*Entries from a dataset*:
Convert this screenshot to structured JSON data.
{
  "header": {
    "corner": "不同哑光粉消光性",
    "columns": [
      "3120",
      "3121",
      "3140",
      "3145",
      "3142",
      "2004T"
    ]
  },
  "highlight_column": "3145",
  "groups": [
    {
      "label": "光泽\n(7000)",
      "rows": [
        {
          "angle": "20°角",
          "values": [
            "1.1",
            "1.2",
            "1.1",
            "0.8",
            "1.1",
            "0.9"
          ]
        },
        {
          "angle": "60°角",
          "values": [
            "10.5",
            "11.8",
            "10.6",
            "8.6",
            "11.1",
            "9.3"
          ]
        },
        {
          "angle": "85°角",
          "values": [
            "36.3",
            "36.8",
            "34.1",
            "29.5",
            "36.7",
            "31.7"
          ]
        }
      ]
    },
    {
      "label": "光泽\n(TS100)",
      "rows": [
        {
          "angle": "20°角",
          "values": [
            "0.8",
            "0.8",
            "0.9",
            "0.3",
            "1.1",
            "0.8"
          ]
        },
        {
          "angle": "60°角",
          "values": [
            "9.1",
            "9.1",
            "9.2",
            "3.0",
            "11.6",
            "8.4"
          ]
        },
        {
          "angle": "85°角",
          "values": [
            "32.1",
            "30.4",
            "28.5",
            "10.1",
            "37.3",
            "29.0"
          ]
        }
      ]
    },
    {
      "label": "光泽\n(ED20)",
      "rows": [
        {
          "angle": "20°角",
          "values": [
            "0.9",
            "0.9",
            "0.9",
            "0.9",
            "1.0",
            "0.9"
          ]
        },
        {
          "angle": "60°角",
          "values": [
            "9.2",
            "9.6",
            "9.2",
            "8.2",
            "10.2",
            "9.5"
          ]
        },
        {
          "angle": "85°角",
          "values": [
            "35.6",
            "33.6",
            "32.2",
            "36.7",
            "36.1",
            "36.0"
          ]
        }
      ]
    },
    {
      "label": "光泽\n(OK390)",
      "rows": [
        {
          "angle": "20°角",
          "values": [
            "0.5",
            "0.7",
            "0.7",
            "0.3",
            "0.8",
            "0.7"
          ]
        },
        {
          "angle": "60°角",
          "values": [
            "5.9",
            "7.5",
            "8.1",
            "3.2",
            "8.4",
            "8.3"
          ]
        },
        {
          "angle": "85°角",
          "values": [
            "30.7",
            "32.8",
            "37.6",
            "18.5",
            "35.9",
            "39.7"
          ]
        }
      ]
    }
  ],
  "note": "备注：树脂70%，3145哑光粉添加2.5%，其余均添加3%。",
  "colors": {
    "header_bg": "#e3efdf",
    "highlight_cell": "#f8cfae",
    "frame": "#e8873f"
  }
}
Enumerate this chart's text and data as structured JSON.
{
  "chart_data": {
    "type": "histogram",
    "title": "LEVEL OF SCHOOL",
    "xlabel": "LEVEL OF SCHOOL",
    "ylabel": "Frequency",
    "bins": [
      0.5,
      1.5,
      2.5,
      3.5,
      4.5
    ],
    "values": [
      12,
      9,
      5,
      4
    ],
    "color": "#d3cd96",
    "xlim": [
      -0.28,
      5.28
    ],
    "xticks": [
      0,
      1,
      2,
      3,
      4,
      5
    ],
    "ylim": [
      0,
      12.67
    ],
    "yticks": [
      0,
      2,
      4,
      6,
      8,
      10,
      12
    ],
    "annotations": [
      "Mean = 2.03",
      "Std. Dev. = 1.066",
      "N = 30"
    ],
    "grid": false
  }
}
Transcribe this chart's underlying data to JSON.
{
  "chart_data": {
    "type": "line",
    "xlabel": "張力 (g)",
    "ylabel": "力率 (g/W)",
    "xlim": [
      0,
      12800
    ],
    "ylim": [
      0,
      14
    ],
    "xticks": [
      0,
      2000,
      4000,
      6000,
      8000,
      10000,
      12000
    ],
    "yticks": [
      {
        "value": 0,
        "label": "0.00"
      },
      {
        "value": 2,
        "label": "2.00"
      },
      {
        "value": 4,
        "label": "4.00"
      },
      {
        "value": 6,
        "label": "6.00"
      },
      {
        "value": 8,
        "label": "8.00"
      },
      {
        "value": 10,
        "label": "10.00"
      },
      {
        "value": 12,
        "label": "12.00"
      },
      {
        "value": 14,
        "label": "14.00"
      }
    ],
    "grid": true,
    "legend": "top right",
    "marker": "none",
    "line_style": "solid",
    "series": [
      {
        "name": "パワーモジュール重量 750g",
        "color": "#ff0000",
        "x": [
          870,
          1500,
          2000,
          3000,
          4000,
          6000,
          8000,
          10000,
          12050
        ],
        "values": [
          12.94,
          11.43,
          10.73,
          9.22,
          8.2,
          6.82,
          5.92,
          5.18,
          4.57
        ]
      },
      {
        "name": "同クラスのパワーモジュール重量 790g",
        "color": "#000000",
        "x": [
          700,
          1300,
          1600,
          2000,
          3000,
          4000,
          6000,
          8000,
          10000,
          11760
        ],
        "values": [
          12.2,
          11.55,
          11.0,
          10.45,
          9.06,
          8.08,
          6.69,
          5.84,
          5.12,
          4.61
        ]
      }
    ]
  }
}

*Exercise instructions*:
Identify all lines in the records above with the word "structured".

*Answer to the exercise*:
Convert this screenshot to structured JSON data.
Enumerate this chart's text and data as structured JSON.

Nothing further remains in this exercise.